----- Data section -----
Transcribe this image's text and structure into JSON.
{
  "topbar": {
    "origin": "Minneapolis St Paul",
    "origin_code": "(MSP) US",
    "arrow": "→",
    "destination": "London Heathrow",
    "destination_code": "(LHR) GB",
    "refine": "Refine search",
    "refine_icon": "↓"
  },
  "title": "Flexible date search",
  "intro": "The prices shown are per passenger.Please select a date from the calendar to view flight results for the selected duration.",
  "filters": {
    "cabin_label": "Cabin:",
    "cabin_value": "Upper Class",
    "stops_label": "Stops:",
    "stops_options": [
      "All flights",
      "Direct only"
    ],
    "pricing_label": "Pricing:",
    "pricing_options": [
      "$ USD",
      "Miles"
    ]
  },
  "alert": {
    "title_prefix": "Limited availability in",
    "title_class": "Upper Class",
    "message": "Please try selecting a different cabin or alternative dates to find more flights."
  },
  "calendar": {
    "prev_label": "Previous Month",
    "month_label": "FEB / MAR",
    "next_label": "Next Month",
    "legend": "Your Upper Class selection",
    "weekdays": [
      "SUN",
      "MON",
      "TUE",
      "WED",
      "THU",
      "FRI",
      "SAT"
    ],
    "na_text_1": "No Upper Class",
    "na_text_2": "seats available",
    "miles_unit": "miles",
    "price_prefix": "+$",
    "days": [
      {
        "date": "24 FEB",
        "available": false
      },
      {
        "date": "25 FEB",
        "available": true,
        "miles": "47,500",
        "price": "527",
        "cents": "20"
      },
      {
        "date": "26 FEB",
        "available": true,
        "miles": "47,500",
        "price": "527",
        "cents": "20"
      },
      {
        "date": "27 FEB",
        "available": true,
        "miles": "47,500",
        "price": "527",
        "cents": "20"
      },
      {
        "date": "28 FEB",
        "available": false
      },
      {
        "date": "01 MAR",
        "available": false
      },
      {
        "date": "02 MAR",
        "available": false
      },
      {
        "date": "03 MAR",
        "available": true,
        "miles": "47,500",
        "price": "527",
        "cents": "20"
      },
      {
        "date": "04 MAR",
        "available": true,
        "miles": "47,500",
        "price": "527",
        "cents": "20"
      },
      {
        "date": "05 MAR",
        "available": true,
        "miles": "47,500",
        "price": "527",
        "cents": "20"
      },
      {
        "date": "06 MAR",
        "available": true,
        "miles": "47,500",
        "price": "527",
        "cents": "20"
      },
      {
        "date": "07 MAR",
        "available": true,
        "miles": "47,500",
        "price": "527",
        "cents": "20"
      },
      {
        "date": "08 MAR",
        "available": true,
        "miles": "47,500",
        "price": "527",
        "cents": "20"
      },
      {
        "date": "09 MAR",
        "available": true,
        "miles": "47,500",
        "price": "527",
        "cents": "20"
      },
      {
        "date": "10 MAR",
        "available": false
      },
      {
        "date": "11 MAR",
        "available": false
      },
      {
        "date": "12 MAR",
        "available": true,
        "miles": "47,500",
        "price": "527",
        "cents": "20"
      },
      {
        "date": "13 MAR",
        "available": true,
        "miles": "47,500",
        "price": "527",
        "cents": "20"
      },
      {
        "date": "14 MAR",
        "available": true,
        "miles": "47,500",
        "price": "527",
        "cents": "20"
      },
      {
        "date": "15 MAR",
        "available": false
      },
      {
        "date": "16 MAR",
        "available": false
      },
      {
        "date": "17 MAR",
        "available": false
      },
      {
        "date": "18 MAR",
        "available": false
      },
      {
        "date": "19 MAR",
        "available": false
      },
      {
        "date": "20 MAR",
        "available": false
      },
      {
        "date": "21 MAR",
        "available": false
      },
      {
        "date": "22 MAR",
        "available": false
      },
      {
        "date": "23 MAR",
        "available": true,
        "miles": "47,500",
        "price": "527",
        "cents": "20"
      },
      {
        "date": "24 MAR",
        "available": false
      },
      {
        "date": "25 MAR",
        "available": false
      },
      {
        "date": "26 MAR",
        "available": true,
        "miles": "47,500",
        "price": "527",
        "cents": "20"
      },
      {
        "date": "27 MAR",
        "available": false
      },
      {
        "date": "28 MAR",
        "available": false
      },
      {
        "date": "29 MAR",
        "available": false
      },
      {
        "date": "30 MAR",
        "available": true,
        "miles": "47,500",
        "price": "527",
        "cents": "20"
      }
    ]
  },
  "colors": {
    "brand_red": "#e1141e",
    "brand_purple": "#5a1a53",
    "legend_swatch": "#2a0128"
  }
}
-----
§ **Work to do**:
Your task is to repeat every entry exactly.

§ **Result of this task**:
Transcribe this image's text and structure into JSON.
{
  "topbar": {
    "origin": "Minneapolis St Paul",
    "origin_code": "(MSP) US",
    "arrow": "→",
    "destination": "London Heathrow",
    "destination_code": "(LHR) GB",
    "refine": "Refine search",
    "refine_icon": "↓"
  },
  "title": "Flexible date search",
  "intro": "The prices shown are per passenger.Please select a date from the calendar to view flight results for the selected duration.",
  "filters": {
    "cabin_label": "Cabin:",
    "cabin_value": "Upper Class",
    "stops_label": "Stops:",
    "stops_options": [
      "All flights",
      "Direct only"
    ],
    "pricing_label": "Pricing:",
    "pricing_options": [
      "$ USD",
      "Miles"
    ]
  },
  "alert": {
    "title_prefix": "Limited availability in",
    "title_class": "Upper Class",
    "message": "Please try selecting a different cabin or alternative dates to find more flights."
  },
  "calendar": {
    "prev_label": "Previous Month",
    "month_label": "FEB / MAR",
    "next_label": "Next Month",
    "legend": "Your Upper Class selection",
    "weekdays": [
      "SUN",
      "MON",
      "TUE",
      "WED",
      "THU",
      "FRI",
      "SAT"
    ],
    "na_text_1": "No Upper Class",
    "na_text_2": "seats available",
    "miles_unit": "miles",
    "price_prefix": "+$",
    "days": [
      {
        "date": "24 FEB",
        "available": false
      },
      {
        "date": "25 FEB",
        "available": true,
        "miles": "47,500",
        "price": "527",
        "cents": "20"
      },
      {
        "date": "26 FEB",
        "available": true,
        "miles": "47,500",
        "price": "527",
        "cents": "20"
      },
      {
        "date": "27 FEB",
        "available": true,
        "miles": "47,500",
        "price": "527",
        "cents": "20"
      },
      {
        "date": "28 FEB",
        "available": false
      },
      {
        "date": "01 MAR",
        "available": false
      },
      {
        "date": "02 MAR",
        "available": false
      },
      {
        "date": "03 MAR",
        "available": true,
        "miles": "47,500",
        "price": "527",
        "cents": "20"
      },
      {
        "date": "04 MAR",
        "available": true,
        "miles": "47,500",
        "price": "527",
        "cents": "20"
      },
      {
        "date": "05 MAR",
        "available": true,
        "miles": "47,500",
        "price": "527",
        "cents": "20"
      },
      {
        "date": "06 MAR",
        "available": true,
        "miles": "47,500",
        "price": "527",
        "cents": "20"
      },
      {
        "date": "07 MAR",
        "available": true,
        "miles": "47,500",
        "price": "527",
        "cents": "20"
      },
      {
        "date": "08 MAR",
        "available": true,
        "miles": "47,500",
        "price": "527",
        "cents": "20"
      },
      {
        "date": "09 MAR",
        "available": true,
        "miles": "47,500",
        "price": "527",
        "cents": "20"
      },
      {
        "date": "10 MAR",
        "available": false
      },
      {
        "date": "11 MAR",
        "available": false
      },
      {
        "date": "12 MAR",
        "available": true,
        "miles": "47,500",
        "price": "527",
        "cents": "20"
      },
      {
        "date": "13 MAR",
        "available": true,
        "miles": "47,500",
        "price": "527",
        "cents": "20"
      },
      {
        "date": "14 MAR",
        "available": true,
        "miles": "47,500",
        "price": "527",
        "cents": "20"
      },
      {
        "date": "15 MAR",
        "available": false
      },
      {
        "date": "16 MAR",
        "available": false
      },
      {
        "date": "17 MAR",
        "available": false
      },
      {
        "date": "18 MAR",
        "available": false
      },
      {
        "date": "19 MAR",
        "available": false
      },
      {
        "date": "20 MAR",
        "available": false
      },
      {
        "date": "21 MAR",
        "available": false
      },
      {
        "date": "22 MAR",
        "available": false
      },
      {
        "date": "23 MAR",
        "available": true,
        "miles": "47,500",
        "price": "527",
        "cents": "20"
      },
      {
        "date": "24 MAR",
        "available": false
      },
      {
        "date": "25 MAR",
        "available": false
      },
      {
        "date": "26 MAR",
        "available": true,
        "miles": "47,500",
        "price": "527",
        "cents": "20"
      },
      {
        "date": "27 MAR",
        "available": false
      },
      {
        "date": "28 MAR",
        "available": false
      },
      {
        "date": "29 MAR",
        "available": false
      },
      {
        "date": "30 MAR",
        "available": true,
        "miles": "47,500",
        "price": "527",
        "cents": "20"
      }
    ]
  },
  "colors": {
    "brand_red": "#e1141e",
    "brand_purple": "#5a1a53",
    "legend_swatch": "#2a0128"
  }
}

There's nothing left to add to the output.